_WORK TASK A:_
Please duplicate the Terry McMillan article from "Terry H. McMillan" up to and including "Texas Medical Branch.".
_WORK TASK B:_
Condense the Terry McMillan article paragraph that begins "2010 To challenge District 37" into a short list that keeps its main facts.

_EXCERPTED TEXT:_
BEGIN
Member of the New Mexico House of Representatives from the 37th district
- In office January 18, 2011 – January 17, 2018
- Preceded by: Jeff Steinborn
- Succeeded by: Joanne Ferrary

Personal details
- Party: Republican
- Education: University of Texas Medical Branch (MD)

= Terry McMillan (politician) =

American politician in New Mexico

Terry H. McMillan is an American politician and surgeon who served as a member of the New Mexico House of Representatives for the 37th district from 2011 to 2017.

==Education==
McMillan earned his MD at the University of Texas Medical Branch.

==Elections==
- 2012 McMillan was unopposed for the June 5, 2012, Republican Primary after a challenger refiled to run for the open New Mexico Senate seat; McMillan won with 1,007 votes and won the November 6, 2012, General election by 8 votes with 6,267 votes (50.03%) against Democratic nominee Joanne Ferrary.
- 2010 To challenge District 37 incumbent Democratic Representative Jeff Steinborn, McMillan ran in the June 1, 2010, Republican Primary and won with 1,756 votes (81.1%) and won the November 2, 2010, General election with 6,110 votes (51.4%) against Representative Steinborn.
END
_RAW DATA:_
BEGIN
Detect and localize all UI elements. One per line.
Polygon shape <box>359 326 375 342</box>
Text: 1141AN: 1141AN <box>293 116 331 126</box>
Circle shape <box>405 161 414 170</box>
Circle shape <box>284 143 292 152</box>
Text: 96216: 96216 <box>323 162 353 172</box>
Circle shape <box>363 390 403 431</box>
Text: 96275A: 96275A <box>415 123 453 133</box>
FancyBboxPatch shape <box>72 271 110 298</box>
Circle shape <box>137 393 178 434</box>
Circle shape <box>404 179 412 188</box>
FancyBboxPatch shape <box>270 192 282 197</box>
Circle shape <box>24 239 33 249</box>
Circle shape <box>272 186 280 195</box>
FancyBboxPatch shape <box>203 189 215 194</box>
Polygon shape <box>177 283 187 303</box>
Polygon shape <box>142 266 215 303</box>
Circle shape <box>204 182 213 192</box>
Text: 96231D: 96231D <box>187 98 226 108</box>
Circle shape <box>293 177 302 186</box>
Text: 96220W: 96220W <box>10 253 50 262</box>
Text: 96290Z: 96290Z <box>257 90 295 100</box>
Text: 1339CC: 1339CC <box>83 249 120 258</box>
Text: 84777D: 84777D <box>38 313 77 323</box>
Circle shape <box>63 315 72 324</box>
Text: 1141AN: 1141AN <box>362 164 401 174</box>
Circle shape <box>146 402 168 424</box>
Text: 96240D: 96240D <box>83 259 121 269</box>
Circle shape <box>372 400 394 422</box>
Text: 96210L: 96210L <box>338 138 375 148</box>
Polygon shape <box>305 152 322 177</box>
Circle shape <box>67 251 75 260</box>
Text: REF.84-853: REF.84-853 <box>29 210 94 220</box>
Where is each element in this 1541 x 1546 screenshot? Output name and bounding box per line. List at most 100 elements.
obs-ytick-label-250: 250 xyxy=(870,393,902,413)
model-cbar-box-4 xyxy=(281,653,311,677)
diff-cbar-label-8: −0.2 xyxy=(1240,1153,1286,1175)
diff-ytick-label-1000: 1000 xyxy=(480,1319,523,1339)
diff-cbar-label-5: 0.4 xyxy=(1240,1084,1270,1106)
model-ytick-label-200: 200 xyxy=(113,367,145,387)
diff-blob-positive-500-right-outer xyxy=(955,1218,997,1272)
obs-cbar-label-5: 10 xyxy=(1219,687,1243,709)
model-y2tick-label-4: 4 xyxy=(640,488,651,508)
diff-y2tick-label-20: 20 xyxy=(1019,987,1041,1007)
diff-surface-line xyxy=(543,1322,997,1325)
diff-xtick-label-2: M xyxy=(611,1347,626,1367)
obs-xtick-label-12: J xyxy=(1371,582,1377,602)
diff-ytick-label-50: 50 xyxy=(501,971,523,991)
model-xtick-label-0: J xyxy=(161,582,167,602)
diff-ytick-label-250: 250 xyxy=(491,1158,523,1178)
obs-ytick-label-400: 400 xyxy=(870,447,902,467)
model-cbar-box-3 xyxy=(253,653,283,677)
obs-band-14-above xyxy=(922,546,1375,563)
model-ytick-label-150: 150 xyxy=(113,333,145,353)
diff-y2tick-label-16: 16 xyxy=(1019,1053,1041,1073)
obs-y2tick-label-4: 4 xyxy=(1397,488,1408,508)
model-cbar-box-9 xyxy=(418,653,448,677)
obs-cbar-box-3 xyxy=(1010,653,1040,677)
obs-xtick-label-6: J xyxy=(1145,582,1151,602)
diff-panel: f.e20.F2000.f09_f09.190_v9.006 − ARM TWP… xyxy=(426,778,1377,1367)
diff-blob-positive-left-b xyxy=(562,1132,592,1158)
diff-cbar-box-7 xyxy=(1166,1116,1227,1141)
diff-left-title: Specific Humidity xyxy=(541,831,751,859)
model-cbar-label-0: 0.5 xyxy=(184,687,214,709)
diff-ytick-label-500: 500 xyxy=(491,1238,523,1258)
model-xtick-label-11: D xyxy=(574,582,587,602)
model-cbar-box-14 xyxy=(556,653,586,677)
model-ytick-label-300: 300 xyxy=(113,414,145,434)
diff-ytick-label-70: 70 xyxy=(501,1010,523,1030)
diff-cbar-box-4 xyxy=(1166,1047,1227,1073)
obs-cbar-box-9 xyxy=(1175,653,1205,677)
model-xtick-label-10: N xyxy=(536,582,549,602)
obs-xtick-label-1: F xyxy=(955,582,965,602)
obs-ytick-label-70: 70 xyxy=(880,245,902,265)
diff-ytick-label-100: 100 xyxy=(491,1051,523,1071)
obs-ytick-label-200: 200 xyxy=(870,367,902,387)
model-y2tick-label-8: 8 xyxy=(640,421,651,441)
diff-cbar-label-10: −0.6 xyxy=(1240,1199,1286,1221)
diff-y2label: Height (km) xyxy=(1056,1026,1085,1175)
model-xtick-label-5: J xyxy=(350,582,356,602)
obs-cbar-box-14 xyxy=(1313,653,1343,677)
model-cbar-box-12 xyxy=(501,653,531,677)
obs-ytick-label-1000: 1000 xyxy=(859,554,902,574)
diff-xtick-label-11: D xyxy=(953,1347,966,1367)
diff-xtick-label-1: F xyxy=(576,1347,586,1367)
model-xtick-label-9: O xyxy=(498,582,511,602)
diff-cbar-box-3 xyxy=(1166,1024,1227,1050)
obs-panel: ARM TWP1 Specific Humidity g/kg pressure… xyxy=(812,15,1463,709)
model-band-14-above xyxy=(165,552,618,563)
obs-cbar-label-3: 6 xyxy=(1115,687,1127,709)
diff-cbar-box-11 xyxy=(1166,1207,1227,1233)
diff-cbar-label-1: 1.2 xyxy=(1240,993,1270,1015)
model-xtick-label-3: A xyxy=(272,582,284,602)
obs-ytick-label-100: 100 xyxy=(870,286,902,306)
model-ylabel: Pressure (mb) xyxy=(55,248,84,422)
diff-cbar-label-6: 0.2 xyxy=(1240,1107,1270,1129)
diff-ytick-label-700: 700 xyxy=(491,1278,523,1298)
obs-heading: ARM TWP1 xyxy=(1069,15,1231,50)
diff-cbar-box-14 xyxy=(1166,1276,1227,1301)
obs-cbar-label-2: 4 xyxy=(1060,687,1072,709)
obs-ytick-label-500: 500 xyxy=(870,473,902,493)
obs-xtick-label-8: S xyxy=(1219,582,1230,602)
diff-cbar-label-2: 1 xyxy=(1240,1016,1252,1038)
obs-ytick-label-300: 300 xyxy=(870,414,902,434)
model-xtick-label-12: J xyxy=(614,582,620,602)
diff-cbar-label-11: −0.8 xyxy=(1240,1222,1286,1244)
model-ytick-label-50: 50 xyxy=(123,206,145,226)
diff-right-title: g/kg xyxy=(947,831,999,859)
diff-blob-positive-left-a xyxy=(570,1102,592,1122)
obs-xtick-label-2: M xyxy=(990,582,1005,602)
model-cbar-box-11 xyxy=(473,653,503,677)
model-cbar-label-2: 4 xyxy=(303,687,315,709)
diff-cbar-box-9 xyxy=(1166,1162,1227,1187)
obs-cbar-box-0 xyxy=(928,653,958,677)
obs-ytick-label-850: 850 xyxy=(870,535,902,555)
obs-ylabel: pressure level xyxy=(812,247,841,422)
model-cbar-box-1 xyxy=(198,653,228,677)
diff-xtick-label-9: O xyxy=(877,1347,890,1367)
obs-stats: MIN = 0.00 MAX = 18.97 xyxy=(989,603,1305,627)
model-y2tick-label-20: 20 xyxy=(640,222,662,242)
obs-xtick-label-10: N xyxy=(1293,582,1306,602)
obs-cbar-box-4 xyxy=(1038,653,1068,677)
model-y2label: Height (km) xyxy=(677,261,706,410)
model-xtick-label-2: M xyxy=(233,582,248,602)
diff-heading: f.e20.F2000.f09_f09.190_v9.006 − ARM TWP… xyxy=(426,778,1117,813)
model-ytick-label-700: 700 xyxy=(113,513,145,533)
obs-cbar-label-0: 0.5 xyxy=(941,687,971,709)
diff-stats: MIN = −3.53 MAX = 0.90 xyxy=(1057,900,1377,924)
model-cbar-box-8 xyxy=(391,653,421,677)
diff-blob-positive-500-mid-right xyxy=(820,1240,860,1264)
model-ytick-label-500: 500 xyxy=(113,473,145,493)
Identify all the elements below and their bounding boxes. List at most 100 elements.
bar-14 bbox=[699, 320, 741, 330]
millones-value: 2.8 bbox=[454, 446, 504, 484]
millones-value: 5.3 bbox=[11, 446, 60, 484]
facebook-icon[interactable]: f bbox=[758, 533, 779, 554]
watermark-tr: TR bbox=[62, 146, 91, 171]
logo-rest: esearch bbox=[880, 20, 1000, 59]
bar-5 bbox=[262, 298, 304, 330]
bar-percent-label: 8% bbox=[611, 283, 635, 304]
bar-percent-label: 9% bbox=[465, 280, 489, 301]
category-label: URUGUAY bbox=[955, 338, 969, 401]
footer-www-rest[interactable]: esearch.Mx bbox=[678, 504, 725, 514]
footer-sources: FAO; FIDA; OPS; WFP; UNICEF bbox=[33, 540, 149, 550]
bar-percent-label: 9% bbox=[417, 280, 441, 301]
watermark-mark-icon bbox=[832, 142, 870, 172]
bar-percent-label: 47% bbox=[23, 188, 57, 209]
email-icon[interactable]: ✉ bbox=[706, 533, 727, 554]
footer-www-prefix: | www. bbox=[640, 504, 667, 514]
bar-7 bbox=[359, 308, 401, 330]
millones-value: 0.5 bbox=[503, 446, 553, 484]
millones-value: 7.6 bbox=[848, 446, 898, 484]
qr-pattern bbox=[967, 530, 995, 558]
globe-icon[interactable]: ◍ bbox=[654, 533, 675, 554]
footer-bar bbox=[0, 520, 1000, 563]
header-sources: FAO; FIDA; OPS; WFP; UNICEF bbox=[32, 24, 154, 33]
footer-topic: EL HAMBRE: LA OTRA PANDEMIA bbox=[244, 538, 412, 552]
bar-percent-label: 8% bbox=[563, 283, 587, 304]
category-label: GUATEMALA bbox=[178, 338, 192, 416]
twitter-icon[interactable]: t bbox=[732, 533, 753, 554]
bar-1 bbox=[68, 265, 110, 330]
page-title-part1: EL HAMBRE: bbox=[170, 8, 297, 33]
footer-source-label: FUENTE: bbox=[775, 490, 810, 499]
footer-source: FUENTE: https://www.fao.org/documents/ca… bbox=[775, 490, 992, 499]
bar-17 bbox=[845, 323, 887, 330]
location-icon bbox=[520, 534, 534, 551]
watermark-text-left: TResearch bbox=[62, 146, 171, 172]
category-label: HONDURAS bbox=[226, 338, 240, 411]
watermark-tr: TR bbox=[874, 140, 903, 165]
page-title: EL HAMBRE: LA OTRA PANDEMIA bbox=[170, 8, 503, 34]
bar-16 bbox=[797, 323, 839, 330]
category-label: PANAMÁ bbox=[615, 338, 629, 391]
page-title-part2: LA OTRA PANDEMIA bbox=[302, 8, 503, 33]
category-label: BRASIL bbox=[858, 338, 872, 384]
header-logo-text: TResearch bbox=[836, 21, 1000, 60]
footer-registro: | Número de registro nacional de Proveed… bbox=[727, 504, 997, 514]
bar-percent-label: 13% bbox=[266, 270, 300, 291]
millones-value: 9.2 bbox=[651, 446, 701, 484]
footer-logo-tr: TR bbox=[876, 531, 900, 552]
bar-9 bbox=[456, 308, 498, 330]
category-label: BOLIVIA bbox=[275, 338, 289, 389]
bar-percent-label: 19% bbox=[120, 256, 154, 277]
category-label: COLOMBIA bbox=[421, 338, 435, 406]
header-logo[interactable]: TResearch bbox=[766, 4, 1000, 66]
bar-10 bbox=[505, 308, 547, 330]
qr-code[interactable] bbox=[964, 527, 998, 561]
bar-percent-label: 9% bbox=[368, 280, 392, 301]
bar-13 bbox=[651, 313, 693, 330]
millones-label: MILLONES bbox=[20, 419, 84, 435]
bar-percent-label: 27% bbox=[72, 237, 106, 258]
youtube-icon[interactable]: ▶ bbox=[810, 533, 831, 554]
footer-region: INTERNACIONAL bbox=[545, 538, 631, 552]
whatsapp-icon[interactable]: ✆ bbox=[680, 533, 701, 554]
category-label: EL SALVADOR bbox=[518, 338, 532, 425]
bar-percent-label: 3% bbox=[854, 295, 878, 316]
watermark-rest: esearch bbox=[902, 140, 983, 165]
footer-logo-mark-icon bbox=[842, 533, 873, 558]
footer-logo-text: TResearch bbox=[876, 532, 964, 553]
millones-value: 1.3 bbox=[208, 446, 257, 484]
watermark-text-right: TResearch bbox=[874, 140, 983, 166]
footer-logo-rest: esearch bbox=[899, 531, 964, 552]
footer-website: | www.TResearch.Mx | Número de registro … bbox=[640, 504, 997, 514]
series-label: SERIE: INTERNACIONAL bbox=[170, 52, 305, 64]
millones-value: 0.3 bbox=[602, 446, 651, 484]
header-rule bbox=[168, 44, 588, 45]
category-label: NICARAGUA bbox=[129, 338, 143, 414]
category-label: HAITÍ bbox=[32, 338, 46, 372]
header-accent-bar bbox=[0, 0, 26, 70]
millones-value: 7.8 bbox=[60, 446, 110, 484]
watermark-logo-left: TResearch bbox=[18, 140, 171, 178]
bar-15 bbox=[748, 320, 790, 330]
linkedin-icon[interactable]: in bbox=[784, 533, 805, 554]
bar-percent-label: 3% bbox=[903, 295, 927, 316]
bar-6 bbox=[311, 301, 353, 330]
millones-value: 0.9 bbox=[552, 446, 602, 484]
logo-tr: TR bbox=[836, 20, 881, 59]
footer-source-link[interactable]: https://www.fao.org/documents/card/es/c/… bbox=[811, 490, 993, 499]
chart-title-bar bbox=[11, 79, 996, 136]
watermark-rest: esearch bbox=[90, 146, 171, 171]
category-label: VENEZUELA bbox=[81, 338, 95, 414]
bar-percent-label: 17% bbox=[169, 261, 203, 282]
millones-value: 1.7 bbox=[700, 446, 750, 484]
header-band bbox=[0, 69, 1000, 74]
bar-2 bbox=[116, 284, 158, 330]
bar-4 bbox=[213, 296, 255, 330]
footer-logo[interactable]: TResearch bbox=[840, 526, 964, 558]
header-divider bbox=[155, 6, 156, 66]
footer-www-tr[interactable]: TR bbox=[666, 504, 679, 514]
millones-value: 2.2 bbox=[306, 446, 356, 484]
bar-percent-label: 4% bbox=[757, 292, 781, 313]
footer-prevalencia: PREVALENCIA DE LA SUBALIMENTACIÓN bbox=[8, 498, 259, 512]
END
_RESPONSE A:_
Terry H. McMillan is an American politician and surgeon who served as a member of the New Mexico House of Representatives for the 37th district from 2011 to 2017.

==Education==
McMillan earned his MD at the University of Texas Medical Branch.

_RESPONSE B:_
- Year: 2010
- Goal: to challenge District 37 incumbent Democratic Representative Jeff Steinborn
- June 1 Republican Primary: McMillan won with 1,756 votes (81.1%)
- November 2 General election: McMillan beat Steinborn with 6,110 votes (51.4%)